-- STATED GOAL --
Determine which lines of the records include the word "size", and copy them.

-- start EXERCISE INPUTS --

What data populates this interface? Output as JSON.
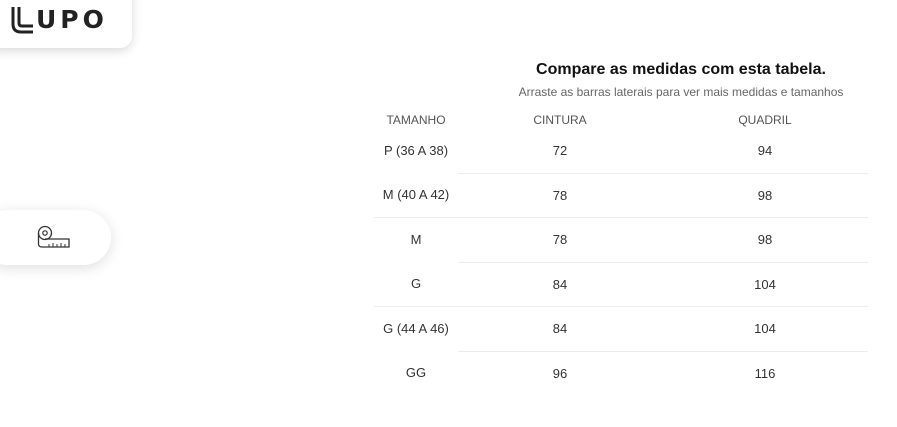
{
  "brand": {
    "logo_text": "UPO",
    "logo_alt": "LUPO"
  },
  "icons": {
    "logo_mark": "lupo-l-mark",
    "measure": "tape-measure-icon"
  },
  "table": {
    "title": "Compare as medidas com esta tabela.",
    "subtitle": "Arraste as barras laterais para ver mais medidas e tamanhos",
    "headers": {
      "size": "TAMANHO",
      "waist": "CINTURA",
      "hip": "QUADRIL"
    },
    "rows": [
      {
        "size": "P (36 A 38)",
        "waist": "72",
        "hip": "94"
      },
      {
        "size": "M (40 A 42)",
        "waist": "78",
        "hip": "98"
      },
      {
        "size": "M",
        "waist": "78",
        "hip": "98"
      },
      {
        "size": "G",
        "waist": "84",
        "hip": "104"
      },
      {
        "size": "G (44 A 46)",
        "waist": "84",
        "hip": "104"
      },
      {
        "size": "GG",
        "waist": "96",
        "hip": "116"
      }
    ]
  }
}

-- end EXERCISE INPUTS --

-- ANSWER FOR THIS EXERCISE --
      "size": "TAMANHO",
        "size": "P (36 A 38)",
        "size": "M (40 A 42)",
        "size": "M",
        "size": "G",
        "size": "G (44 A 46)",
        "size": "GG",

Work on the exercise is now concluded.